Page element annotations
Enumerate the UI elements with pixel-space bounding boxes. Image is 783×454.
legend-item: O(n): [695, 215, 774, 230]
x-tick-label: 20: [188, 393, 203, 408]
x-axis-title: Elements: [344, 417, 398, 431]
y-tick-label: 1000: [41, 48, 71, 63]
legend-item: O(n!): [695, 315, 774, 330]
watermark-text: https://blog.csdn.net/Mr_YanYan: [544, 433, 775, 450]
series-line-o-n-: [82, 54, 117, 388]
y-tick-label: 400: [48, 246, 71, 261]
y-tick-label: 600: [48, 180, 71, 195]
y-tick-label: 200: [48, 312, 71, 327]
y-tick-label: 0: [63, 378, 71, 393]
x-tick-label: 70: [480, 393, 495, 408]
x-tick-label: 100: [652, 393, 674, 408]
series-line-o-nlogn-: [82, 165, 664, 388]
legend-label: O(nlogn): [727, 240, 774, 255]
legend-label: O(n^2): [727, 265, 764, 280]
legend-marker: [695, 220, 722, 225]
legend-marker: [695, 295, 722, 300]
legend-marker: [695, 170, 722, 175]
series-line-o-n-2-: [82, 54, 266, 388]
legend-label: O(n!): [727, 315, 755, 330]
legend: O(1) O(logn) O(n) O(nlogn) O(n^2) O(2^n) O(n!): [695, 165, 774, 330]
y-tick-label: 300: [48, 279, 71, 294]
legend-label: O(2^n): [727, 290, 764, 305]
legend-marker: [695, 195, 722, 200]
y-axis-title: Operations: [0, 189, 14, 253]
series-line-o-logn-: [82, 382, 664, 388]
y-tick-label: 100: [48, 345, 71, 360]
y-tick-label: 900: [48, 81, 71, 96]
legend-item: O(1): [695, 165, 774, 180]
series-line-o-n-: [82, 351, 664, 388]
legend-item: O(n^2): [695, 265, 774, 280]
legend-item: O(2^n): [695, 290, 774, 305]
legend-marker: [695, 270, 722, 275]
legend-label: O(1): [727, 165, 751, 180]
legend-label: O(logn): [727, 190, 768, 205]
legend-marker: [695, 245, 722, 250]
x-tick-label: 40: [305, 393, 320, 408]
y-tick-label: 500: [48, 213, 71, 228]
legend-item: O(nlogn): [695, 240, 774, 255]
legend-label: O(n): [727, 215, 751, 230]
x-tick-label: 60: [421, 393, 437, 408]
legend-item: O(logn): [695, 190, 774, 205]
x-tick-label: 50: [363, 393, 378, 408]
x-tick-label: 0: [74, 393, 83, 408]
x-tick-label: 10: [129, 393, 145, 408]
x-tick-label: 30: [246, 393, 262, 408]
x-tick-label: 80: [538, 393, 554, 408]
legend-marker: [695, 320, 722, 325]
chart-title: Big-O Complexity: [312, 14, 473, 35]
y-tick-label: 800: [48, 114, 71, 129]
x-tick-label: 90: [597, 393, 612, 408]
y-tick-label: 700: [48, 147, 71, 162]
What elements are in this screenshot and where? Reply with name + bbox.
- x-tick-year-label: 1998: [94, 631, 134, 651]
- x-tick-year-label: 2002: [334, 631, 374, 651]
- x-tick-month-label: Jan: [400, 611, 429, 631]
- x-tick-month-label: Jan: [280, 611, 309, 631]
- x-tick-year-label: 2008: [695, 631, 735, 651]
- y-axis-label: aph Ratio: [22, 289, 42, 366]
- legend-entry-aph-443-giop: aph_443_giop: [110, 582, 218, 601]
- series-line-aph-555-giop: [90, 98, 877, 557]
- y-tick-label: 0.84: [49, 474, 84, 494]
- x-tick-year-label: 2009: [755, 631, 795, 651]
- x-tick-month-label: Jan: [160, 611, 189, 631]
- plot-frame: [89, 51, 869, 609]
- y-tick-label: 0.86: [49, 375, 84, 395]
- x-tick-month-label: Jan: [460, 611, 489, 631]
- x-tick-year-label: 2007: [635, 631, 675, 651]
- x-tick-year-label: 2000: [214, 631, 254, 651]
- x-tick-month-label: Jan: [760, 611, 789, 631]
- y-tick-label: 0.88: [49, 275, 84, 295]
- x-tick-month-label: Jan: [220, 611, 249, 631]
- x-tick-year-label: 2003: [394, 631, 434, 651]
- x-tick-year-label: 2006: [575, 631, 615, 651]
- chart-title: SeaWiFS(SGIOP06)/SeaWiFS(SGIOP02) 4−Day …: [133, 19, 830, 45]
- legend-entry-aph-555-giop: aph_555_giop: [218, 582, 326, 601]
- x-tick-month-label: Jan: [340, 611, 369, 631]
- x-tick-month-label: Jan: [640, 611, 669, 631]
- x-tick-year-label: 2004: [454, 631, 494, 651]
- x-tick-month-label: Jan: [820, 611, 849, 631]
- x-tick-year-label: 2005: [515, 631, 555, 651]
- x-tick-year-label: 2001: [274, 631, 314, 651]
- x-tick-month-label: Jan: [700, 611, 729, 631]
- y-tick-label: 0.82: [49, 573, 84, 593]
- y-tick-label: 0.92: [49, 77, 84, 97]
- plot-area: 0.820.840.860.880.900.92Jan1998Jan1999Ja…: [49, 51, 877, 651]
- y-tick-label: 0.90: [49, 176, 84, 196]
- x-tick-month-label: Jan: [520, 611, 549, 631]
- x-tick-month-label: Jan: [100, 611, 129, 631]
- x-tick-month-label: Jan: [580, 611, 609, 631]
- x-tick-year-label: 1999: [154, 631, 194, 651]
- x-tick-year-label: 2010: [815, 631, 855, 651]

What this task involves: Copy out every line of the records above character for character, with nothing changed, added, or left out.

The answer:
Enumerate the UI elements with pixel-space bounding boxes. Image is 783×454.
legend-item: O(n): [695, 215, 774, 230]
x-tick-label: 20: [188, 393, 203, 408]
x-axis-title: Elements: [344, 417, 398, 431]
y-tick-label: 1000: [41, 48, 71, 63]
legend-item: O(n!): [695, 315, 774, 330]
watermark-text: https://blog.csdn.net/Mr_YanYan: [544, 433, 775, 450]
series-line-o-n-: [82, 54, 117, 388]
y-tick-label: 400: [48, 246, 71, 261]
y-tick-label: 600: [48, 180, 71, 195]
y-tick-label: 200: [48, 312, 71, 327]
y-tick-label: 0: [63, 378, 71, 393]
x-tick-label: 70: [480, 393, 495, 408]
x-tick-label: 100: [652, 393, 674, 408]
series-line-o-nlogn-: [82, 165, 664, 388]
legend-label: O(nlogn): [727, 240, 774, 255]
legend-label: O(n^2): [727, 265, 764, 280]
legend-marker: [695, 220, 722, 225]
legend-marker: [695, 295, 722, 300]
legend-marker: [695, 170, 722, 175]
series-line-o-n-2-: [82, 54, 266, 388]
legend-label: O(n!): [727, 315, 755, 330]
legend: O(1) O(logn) O(n) O(nlogn) O(n^2) O(2^n) O(n!): [695, 165, 774, 330]
y-tick-label: 300: [48, 279, 71, 294]
legend-label: O(2^n): [727, 290, 764, 305]
legend-marker: [695, 195, 722, 200]
y-axis-title: Operations: [0, 189, 14, 253]
series-line-o-logn-: [82, 382, 664, 388]
y-tick-label: 100: [48, 345, 71, 360]
y-tick-label: 900: [48, 81, 71, 96]
legend-item: O(1): [695, 165, 774, 180]
series-line-o-n-: [82, 351, 664, 388]
legend-item: O(n^2): [695, 265, 774, 280]
legend-item: O(2^n): [695, 290, 774, 305]
legend-marker: [695, 270, 722, 275]
legend-label: O(1): [727, 165, 751, 180]
legend-label: O(logn): [727, 190, 768, 205]
legend-marker: [695, 245, 722, 250]
x-tick-label: 40: [305, 393, 320, 408]
y-tick-label: 500: [48, 213, 71, 228]
legend-item: O(nlogn): [695, 240, 774, 255]
legend-label: O(n): [727, 215, 751, 230]
x-tick-label: 60: [421, 393, 437, 408]
legend-item: O(logn): [695, 190, 774, 205]
x-tick-label: 50: [363, 393, 378, 408]
x-tick-label: 0: [74, 393, 83, 408]
x-tick-label: 10: [129, 393, 145, 408]
x-tick-label: 30: [246, 393, 262, 408]
x-tick-label: 80: [538, 393, 554, 408]
legend-marker: [695, 320, 722, 325]
chart-title: Big-O Complexity: [312, 14, 473, 35]
y-tick-label: 800: [48, 114, 71, 129]
x-tick-label: 90: [597, 393, 612, 408]
y-tick-label: 700: [48, 147, 71, 162]
What elements are in this screenshot and where? Reply with name + bbox.
- x-tick-year-label: 1998: [94, 631, 134, 651]
- x-tick-year-label: 2002: [334, 631, 374, 651]
- x-tick-month-label: Jan: [400, 611, 429, 631]
- x-tick-month-label: Jan: [280, 611, 309, 631]
- x-tick-year-label: 2008: [695, 631, 735, 651]
- y-axis-label: aph Ratio: [22, 289, 42, 366]
- legend-entry-aph-443-giop: aph_443_giop: [110, 582, 218, 601]
- series-line-aph-555-giop: [90, 98, 877, 557]
- y-tick-label: 0.84: [49, 474, 84, 494]
- x-tick-year-label: 2009: [755, 631, 795, 651]
- x-tick-month-label: Jan: [160, 611, 189, 631]
- plot-frame: [89, 51, 869, 609]
- y-tick-label: 0.86: [49, 375, 84, 395]
- x-tick-month-label: Jan: [460, 611, 489, 631]
- x-tick-year-label: 2007: [635, 631, 675, 651]
- x-tick-year-label: 2000: [214, 631, 254, 651]
- x-tick-month-label: Jan: [760, 611, 789, 631]
- y-tick-label: 0.88: [49, 275, 84, 295]
- x-tick-month-label: Jan: [220, 611, 249, 631]
- x-tick-year-label: 2003: [394, 631, 434, 651]
- x-tick-year-label: 2006: [575, 631, 615, 651]
- chart-title: SeaWiFS(SGIOP06)/SeaWiFS(SGIOP02) 4−Day …: [133, 19, 830, 45]
- legend-entry-aph-555-giop: aph_555_giop: [218, 582, 326, 601]
- x-tick-month-label: Jan: [340, 611, 369, 631]
- x-tick-month-label: Jan: [640, 611, 669, 631]
- x-tick-year-label: 2004: [454, 631, 494, 651]
- x-tick-month-label: Jan: [820, 611, 849, 631]
- x-tick-year-label: 2005: [515, 631, 555, 651]
- x-tick-year-label: 2001: [274, 631, 314, 651]
- x-tick-month-label: Jan: [700, 611, 729, 631]
- y-tick-label: 0.82: [49, 573, 84, 593]
- y-tick-label: 0.92: [49, 77, 84, 97]
- plot-area: 0.820.840.860.880.900.92Jan1998Jan1999Ja…: [49, 51, 877, 651]
- y-tick-label: 0.90: [49, 176, 84, 196]
- x-tick-month-label: Jan: [520, 611, 549, 631]
- x-tick-month-label: Jan: [100, 611, 129, 631]
- x-tick-month-label: Jan: [580, 611, 609, 631]
- x-tick-year-label: 1999: [154, 631, 194, 651]
- x-tick-year-label: 2010: [815, 631, 855, 651]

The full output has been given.